- _Do this_: Gather all lines from the material that contain "structure".

____________

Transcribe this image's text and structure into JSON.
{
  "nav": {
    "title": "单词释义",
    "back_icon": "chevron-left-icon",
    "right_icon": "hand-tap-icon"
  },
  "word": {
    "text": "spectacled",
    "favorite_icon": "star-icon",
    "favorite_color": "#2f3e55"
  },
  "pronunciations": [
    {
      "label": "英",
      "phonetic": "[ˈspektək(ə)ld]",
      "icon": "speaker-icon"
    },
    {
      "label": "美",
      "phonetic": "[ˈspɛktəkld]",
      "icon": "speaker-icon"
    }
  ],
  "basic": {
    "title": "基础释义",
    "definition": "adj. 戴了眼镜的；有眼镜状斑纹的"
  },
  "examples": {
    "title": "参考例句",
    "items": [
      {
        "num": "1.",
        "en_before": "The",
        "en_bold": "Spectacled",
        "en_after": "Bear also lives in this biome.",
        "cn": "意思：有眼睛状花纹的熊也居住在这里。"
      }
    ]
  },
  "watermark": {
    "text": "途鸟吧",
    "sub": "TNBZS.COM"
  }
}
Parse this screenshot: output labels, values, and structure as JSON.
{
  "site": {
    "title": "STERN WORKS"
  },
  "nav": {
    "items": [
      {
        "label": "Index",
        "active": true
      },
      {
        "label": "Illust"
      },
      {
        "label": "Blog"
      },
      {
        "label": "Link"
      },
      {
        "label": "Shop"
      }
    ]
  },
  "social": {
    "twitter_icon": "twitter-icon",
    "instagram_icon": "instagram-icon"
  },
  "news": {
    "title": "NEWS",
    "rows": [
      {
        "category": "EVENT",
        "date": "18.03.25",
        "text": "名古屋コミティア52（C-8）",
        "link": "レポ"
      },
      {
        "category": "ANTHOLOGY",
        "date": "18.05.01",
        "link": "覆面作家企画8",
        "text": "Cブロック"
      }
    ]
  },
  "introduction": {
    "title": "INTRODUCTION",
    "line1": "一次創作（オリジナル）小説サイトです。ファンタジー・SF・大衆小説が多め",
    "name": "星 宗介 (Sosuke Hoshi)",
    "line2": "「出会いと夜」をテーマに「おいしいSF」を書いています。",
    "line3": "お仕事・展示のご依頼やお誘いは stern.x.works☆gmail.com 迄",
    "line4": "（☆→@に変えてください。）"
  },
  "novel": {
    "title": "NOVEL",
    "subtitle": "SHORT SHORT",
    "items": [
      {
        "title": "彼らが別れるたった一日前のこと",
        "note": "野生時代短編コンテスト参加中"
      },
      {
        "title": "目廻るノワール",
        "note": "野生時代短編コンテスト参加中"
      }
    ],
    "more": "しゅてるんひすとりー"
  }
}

____________

- _Worked answer_:
Transcribe this image's text and structure into JSON.
Parse this screenshot: output labels, values, and structure as JSON.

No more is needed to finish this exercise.